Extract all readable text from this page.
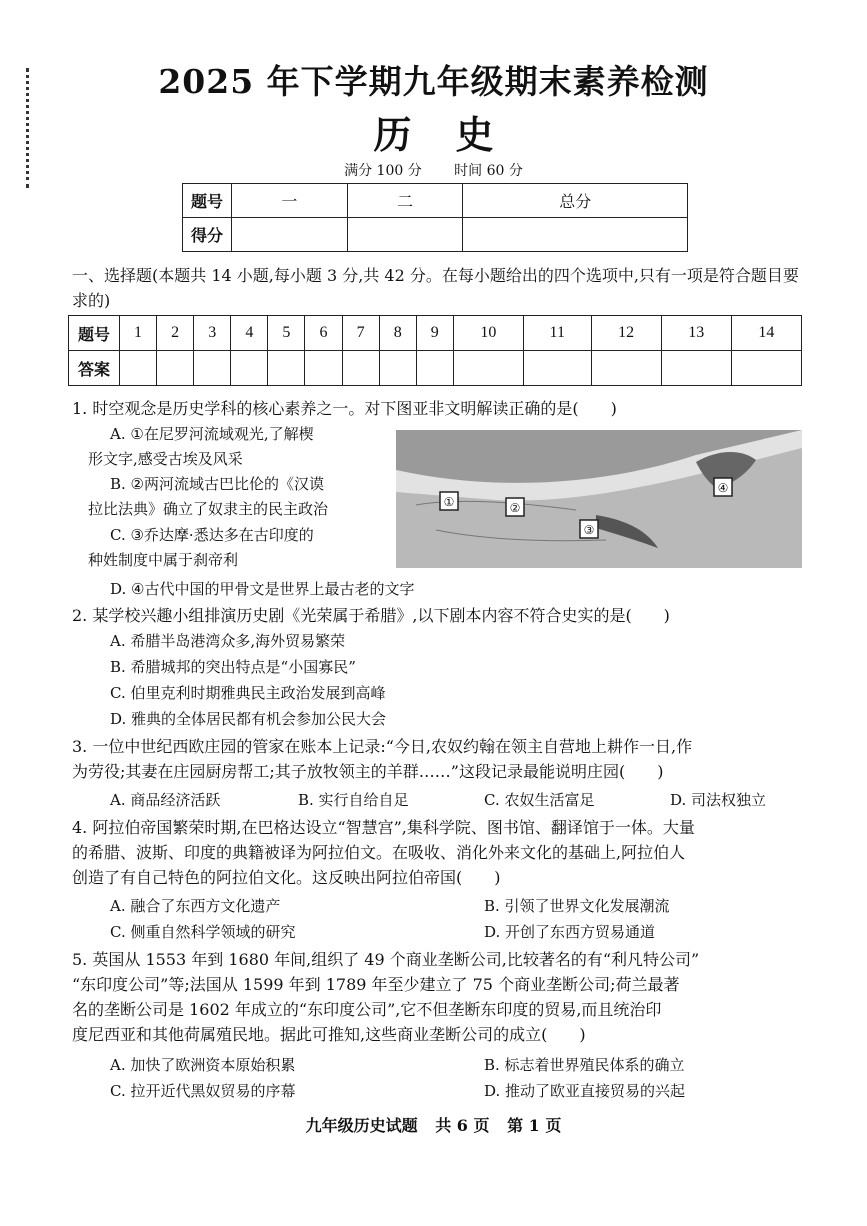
2025 年下学期九年级期末素养检测
历史
满分 100 分 时间 60 分
题号	一	二	总分
得分			
一、选择题(本题共 14 小题,每小题 3 分,共 42 分。在每小题给出的四个选项中,只有一项是符合题目要求的)
题号	1	2	3	4	5	6	7	8	9	10	11	12	13	14
答案														
1. 时空观念是历史学科的核心素养之一。对下图亚非文明解读正确的是(　　)
A. ①在尼罗河流域观光,了解楔
形文字,感受古埃及风采
B. ②两河流域古巴比伦的《汉谟
拉比法典》确立了奴隶主的民主政治
C. ③乔达摩·悉达多在古印度的
种姓制度中属于刹帝利
D. ④古代中国的甲骨文是世界上最古老的文字
①	②
③
④
2. 某学校兴趣小组排演历史剧《光荣属于希腊》,以下剧本内容不符合史实的是(　　)
A. 希腊半岛港湾众多,海外贸易繁荣
B. 希腊城邦的突出特点是“小国寡民”
C. 伯里克利时期雅典民主政治发展到高峰
D. 雅典的全体居民都有机会参加公民大会
3. 一位中世纪西欧庄园的管家在账本上记录:“今日,农奴约翰在领主自营地上耕作一日,作
为劳役;其妻在庄园厨房帮工;其子放牧领主的羊群……”这段记录最能说明庄园(　　)
A. 商品经济活跃	B. 实行自给自足	C. 农奴生活富足	D. 司法权独立
4. 阿拉伯帝国繁荣时期,在巴格达设立“智慧宫”,集科学院、图书馆、翻译馆于一体。大量
的希腊、波斯、印度的典籍被译为阿拉伯文。在吸收、消化外来文化的基础上,阿拉伯人
创造了有自己特色的阿拉伯文化。这反映出阿拉伯帝国(　　)
A. 融合了东西方文化遗产	B. 引领了世界文化发展潮流
C. 侧重自然科学领域的研究	D. 开创了东西方贸易通道
5. 英国从 1553 年到 1680 年间,组织了 49 个商业垄断公司,比较著名的有“利凡特公司”
“东印度公司”等;法国从 1599 年到 1789 年至少建立了 75 个商业垄断公司;荷兰最著
名的垄断公司是 1602 年成立的“东印度公司”,它不但垄断东印度的贸易,而且统治印
度尼西亚和其他荷属殖民地。据此可推知,这些商业垄断公司的成立(　　)
A. 加快了欧洲资本原始积累	B. 标志着世界殖民体系的确立
C. 拉开近代黑奴贸易的序幕	D. 推动了欧亚直接贸易的兴起
九年级历史试题 共 6 页 第 1 页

» Exercise requirements
Gather each line of the records holding the string "东印度公司".

» Result
“东印度公司”等;法国从 1599 年到 1789 年至少建立了 75 个商业垄断公司;荷兰最著
名的垄断公司是 1602 年成立的“东印度公司”,它不但垄断东印度的贸易,而且统治印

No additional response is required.